▶ EXERCISE: Search the material and gather each line with "tiempo" in it.

▶ DATASET ENTRIES:
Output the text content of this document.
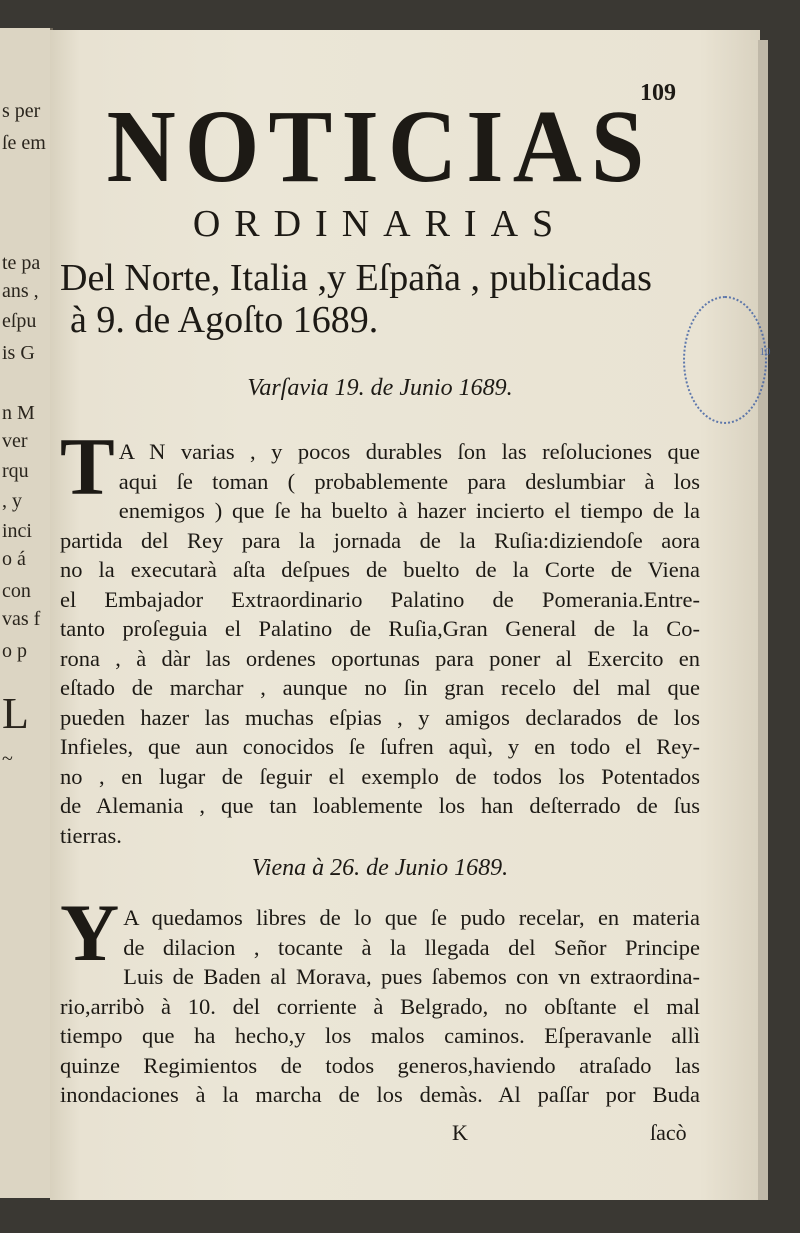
s per
ſe em
te pa
ans ,
eſpu
is G
n M
ver
rqu
, y
inci
o á
con
vas f
o p
L
~
109
NOTICIAS
ORDINARIAS
Del Norte, Italia ,y Eſpaña , publicadas
à 9. de Agoſto 1689.
10
Varſavia 19. de Junio 1689.
T A N varias , y pocos durables ſon las reſoluciones que
aqui ſe toman ( probablemente para deslumbiar à los
enemigos ) que ſe ha buelto à hazer incierto el tiempo de la
partida del Rey para la jornada de la Ruſia:diziendoſe aora
no la executarà aſta deſpues de buelto de la Corte de Viena
el Embajador Extraordinario Palatino de Pomerania.Entre-
tanto proſeguia el Palatino de Ruſia,Gran General de la Co-
rona , à dàr las ordenes oportunas para poner al Exercito en
eſtado de marchar , aunque no ſin gran recelo del mal que
pueden hazer las muchas eſpias , y amigos declarados de los
Infieles, que aun conocidos ſe ſufren aquì, y en todo el Rey-
no , en lugar de ſeguir el exemplo de todos los Potentados
de Alemania , que tan loablemente los han deſterrado de ſus
tierras.
Viena à 26. de Junio 1689.
Y A quedamos libres de lo que ſe pudo recelar, en materia
de dilacion , tocante à la llegada del Señor Principe
Luis de Baden al Morava, pues ſabemos con vn extraordina-
rio,arribò à 10. del corriente à Belgrado, no obſtante el mal
tiempo que ha hecho,y los malos caminos. Eſperavanle allì
quinze Regimientos de todos generos,haviendo atraſado las
inondaciones à la marcha de los demàs. Al paſſar por Buda
K	ſacò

▶ TASK SOLUTION:
enemigos ) que ſe ha buelto à hazer incierto el tiempo de la
tiempo que ha hecho,y los malos caminos. Eſperavanle allì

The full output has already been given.